> About this task
Collect every line of the records below that contains the word "name".

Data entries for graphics
────────────────
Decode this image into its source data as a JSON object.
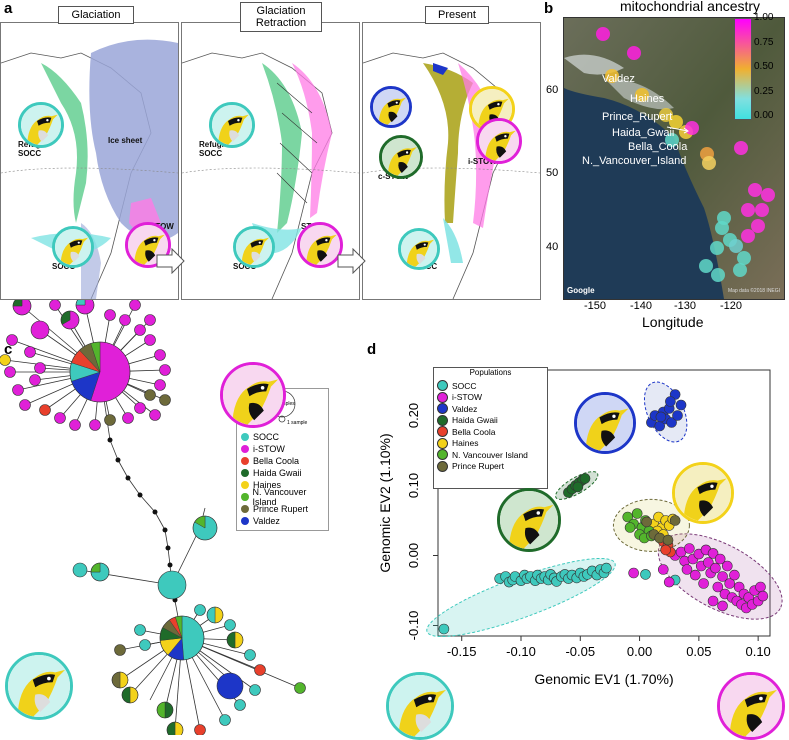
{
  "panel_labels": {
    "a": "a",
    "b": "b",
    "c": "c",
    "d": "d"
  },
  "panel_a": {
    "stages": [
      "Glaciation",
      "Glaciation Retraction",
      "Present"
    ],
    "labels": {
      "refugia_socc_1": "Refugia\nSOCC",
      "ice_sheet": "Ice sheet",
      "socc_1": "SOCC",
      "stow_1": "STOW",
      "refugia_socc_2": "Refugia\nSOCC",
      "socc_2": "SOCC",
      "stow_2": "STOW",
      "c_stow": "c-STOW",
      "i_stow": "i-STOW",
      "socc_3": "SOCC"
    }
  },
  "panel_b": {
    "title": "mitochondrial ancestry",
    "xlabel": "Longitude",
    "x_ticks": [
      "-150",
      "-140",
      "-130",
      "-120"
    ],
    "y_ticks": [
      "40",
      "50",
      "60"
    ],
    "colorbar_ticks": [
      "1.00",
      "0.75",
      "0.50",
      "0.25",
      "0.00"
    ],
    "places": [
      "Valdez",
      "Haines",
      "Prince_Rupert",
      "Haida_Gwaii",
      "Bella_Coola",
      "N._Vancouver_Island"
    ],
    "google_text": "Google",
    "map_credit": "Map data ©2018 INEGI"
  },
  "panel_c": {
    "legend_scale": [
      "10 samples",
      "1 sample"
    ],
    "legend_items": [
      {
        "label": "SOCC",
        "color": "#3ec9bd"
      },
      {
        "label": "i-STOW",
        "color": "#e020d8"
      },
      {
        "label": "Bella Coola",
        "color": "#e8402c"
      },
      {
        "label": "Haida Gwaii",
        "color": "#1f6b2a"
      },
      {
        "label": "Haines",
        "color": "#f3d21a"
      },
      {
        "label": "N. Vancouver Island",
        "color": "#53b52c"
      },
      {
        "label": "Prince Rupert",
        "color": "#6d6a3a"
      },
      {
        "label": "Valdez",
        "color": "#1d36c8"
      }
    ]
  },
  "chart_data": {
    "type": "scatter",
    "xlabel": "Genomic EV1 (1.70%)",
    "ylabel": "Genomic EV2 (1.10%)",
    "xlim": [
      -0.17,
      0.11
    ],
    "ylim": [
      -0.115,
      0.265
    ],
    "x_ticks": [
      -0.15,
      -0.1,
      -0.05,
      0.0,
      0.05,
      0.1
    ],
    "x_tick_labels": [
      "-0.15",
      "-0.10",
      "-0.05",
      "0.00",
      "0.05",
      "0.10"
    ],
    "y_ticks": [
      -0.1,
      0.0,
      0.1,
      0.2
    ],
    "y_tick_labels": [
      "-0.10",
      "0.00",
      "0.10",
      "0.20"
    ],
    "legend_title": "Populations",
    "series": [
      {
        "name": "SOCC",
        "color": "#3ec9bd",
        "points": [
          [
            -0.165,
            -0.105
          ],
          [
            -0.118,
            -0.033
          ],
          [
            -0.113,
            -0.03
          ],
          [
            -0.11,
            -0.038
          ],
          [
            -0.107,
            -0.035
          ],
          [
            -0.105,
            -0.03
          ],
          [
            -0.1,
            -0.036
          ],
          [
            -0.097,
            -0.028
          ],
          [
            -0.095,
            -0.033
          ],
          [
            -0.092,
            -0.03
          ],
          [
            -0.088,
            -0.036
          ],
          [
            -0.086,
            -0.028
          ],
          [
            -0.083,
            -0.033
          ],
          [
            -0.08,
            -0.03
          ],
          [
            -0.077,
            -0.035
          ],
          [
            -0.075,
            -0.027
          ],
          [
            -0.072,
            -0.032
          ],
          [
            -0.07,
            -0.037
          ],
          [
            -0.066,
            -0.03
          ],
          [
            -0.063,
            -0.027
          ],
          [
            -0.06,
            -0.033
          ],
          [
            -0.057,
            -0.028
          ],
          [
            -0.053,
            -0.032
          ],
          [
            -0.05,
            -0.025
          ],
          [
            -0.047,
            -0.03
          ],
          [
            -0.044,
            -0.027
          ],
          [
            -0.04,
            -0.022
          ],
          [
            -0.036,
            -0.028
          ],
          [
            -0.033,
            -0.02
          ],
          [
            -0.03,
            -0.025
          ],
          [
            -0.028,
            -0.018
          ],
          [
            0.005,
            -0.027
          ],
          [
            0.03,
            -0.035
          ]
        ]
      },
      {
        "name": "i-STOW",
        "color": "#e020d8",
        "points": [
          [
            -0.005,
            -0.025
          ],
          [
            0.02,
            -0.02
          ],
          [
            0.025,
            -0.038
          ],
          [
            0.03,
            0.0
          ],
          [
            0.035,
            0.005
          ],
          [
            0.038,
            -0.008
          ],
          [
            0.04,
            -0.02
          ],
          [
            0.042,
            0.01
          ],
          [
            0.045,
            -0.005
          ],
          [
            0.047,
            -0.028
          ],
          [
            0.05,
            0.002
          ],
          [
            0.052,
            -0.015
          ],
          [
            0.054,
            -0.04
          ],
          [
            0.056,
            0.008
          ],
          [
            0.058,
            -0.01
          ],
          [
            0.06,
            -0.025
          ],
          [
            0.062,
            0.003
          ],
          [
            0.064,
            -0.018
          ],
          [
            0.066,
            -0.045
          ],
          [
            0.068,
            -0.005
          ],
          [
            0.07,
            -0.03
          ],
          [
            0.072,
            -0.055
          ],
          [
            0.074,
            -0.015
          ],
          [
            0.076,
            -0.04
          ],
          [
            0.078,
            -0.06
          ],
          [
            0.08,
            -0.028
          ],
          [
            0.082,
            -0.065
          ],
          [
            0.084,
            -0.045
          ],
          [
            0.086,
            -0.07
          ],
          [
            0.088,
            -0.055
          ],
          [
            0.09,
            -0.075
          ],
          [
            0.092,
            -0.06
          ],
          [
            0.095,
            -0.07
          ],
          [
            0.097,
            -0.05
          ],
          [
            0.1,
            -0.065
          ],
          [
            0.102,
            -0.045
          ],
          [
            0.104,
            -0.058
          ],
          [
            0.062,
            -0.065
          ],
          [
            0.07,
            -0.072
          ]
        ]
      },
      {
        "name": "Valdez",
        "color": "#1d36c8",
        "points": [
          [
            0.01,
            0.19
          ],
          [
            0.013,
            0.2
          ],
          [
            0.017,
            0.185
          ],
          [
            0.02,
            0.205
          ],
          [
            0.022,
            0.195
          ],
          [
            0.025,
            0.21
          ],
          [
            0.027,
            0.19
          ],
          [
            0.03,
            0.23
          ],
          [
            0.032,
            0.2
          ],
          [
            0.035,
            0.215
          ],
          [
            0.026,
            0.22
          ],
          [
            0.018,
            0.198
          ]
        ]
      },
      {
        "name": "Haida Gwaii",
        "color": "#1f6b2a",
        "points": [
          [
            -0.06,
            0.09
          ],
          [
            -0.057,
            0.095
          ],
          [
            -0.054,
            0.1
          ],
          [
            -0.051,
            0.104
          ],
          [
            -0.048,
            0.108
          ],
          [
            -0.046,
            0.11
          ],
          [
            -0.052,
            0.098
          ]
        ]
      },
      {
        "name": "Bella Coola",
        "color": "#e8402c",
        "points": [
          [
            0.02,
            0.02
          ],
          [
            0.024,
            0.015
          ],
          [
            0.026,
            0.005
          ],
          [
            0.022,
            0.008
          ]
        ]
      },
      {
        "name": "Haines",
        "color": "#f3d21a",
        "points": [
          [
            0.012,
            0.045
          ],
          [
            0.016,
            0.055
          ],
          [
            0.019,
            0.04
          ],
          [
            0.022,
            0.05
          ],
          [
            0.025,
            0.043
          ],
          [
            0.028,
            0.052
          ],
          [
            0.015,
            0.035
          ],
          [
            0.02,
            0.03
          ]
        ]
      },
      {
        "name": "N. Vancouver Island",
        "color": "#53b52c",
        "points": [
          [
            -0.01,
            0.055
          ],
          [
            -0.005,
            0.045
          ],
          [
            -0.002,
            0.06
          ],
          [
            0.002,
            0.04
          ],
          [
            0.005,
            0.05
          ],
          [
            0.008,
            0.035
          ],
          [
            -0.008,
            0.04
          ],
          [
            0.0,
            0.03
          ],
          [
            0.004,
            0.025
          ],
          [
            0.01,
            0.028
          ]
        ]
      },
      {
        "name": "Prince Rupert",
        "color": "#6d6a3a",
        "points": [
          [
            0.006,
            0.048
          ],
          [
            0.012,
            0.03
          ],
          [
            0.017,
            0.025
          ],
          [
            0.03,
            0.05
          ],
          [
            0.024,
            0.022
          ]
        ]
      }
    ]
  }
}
────────────────
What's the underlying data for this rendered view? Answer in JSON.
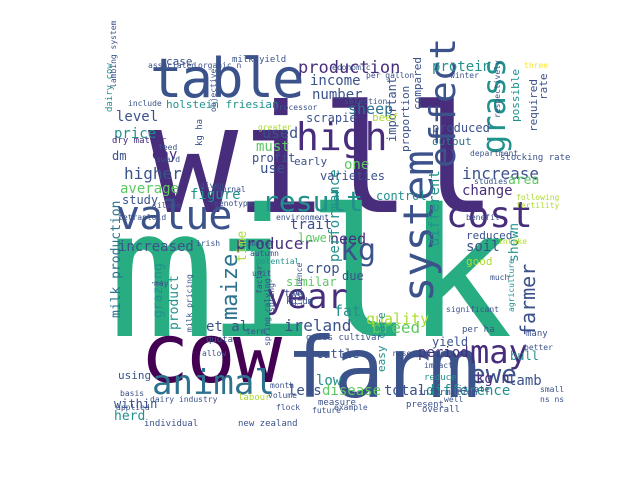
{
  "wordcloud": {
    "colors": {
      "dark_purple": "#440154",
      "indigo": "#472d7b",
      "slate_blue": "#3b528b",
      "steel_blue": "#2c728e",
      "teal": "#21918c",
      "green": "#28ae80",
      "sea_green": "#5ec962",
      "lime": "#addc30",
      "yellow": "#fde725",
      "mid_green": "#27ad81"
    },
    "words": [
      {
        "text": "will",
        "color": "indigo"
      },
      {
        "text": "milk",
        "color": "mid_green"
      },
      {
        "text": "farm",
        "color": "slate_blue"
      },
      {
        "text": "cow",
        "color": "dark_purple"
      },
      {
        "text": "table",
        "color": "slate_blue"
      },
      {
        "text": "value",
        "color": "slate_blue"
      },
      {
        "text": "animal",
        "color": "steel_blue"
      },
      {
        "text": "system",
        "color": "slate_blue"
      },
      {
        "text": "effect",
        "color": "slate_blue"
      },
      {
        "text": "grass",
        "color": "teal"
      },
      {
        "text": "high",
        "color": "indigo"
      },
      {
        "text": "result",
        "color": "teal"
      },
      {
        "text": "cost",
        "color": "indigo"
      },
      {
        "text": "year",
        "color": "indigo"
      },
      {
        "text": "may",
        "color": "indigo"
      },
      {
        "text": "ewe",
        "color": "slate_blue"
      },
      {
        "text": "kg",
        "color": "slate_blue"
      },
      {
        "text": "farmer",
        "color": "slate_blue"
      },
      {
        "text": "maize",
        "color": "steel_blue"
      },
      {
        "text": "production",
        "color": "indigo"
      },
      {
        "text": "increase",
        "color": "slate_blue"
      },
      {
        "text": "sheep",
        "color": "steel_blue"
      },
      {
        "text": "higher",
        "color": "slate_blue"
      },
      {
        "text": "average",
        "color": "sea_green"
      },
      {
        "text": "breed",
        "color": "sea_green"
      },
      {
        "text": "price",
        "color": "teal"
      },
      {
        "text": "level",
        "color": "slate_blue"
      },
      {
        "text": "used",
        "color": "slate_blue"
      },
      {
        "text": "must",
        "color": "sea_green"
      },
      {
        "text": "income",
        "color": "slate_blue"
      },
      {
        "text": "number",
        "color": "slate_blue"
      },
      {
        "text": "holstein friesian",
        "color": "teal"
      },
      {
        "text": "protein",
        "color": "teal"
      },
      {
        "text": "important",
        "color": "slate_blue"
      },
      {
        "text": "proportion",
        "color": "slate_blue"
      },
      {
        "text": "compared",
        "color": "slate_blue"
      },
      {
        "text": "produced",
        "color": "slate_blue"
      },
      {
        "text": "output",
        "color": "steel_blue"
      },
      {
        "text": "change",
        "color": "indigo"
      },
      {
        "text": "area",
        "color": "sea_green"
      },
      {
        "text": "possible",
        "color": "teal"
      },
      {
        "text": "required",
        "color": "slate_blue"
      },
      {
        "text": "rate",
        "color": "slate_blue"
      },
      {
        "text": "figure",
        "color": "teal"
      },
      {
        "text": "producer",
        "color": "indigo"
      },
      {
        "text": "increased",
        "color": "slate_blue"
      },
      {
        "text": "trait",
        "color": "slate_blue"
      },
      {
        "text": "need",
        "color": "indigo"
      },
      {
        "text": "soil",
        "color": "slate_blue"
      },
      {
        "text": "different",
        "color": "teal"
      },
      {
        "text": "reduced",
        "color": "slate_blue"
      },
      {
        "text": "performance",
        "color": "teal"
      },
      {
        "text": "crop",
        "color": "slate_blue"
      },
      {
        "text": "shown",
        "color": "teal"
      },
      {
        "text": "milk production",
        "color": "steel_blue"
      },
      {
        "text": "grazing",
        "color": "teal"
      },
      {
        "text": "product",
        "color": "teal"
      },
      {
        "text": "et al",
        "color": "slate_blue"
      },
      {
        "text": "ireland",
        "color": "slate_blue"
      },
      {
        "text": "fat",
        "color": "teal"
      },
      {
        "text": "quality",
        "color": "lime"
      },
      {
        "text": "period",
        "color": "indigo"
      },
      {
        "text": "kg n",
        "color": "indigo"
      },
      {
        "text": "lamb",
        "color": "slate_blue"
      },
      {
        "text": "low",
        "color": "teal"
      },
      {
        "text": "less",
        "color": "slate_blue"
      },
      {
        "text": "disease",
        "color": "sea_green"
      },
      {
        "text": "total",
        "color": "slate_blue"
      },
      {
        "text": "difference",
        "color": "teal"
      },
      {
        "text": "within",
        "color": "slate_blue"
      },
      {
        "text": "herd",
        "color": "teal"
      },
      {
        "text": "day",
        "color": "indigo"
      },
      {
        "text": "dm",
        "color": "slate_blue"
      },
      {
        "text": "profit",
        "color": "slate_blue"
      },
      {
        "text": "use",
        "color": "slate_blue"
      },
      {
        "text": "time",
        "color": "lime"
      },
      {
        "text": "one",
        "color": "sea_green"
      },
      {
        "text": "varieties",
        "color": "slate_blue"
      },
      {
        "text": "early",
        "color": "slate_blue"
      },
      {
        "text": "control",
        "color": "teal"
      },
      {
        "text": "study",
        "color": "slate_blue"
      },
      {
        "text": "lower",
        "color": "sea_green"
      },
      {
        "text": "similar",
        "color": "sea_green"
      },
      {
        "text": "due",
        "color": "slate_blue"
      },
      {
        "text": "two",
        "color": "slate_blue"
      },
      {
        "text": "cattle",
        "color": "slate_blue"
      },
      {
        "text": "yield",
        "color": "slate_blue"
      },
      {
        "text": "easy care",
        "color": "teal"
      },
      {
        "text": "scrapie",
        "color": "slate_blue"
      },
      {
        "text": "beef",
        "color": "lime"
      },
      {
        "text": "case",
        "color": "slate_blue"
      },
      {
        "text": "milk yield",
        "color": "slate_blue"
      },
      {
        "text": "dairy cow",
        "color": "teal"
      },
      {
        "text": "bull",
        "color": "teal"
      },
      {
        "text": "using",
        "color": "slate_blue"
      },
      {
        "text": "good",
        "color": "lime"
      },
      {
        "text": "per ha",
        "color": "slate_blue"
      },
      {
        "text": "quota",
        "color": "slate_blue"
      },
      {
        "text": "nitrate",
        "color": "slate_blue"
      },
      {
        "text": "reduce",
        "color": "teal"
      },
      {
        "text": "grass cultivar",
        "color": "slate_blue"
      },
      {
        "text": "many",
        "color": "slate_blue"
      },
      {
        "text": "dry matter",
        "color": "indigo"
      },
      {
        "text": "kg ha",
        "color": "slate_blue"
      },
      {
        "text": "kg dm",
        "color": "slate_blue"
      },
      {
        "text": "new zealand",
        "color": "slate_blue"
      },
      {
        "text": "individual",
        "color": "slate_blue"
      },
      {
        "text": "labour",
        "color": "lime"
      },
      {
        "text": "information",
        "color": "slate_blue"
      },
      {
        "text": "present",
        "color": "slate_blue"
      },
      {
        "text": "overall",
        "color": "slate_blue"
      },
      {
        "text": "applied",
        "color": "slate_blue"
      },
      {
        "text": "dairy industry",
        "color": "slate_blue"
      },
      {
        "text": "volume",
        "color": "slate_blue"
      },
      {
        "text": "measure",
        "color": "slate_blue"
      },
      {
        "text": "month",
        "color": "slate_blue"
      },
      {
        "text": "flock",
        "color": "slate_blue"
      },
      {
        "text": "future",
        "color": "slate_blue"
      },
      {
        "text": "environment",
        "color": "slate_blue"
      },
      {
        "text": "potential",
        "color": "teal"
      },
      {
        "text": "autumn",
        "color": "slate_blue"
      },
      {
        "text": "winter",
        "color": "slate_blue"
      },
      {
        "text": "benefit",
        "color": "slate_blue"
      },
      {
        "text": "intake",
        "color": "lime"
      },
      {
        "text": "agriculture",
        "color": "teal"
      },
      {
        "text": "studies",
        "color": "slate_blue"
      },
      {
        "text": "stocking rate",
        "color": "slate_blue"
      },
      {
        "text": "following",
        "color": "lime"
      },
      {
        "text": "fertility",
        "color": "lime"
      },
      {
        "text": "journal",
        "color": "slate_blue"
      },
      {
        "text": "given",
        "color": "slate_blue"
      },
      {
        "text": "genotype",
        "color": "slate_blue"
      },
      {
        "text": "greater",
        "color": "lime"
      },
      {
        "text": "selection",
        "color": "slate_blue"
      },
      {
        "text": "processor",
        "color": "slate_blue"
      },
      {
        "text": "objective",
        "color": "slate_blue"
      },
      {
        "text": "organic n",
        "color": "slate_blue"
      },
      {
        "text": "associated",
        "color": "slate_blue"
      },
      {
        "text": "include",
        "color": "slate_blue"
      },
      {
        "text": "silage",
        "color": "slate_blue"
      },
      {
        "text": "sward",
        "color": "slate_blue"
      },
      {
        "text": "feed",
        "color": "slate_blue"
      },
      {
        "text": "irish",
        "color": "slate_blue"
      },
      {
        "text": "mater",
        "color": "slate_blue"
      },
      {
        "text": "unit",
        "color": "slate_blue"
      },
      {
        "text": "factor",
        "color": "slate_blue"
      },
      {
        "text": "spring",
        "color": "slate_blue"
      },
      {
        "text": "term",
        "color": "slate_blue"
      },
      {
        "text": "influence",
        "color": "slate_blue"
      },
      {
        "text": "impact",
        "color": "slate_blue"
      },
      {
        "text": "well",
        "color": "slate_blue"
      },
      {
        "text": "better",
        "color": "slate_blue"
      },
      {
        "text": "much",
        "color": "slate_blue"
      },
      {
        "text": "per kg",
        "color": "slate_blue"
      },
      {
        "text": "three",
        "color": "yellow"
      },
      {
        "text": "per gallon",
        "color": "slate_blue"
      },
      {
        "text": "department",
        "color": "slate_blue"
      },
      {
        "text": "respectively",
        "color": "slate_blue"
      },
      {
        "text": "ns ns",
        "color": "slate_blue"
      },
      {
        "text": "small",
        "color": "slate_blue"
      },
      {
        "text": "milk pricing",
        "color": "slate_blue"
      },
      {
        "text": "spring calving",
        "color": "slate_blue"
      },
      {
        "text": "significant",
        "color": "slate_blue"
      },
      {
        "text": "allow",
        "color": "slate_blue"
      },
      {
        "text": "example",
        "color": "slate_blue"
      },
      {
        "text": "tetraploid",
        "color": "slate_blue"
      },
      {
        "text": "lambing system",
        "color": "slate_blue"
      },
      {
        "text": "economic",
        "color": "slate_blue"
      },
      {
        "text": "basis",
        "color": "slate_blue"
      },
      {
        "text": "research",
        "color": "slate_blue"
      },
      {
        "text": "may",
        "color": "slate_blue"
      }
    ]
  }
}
────────────────
> Solution
        "name": "SOCC",
        "name": "i-STOW",
        "name": "Valdez",
        "name": "Haida Gwaii",
        "name": "Bella Coola",
        "name": "Haines",
        "name": "N. Vancouver Island",
        "name": "Prince Rupert",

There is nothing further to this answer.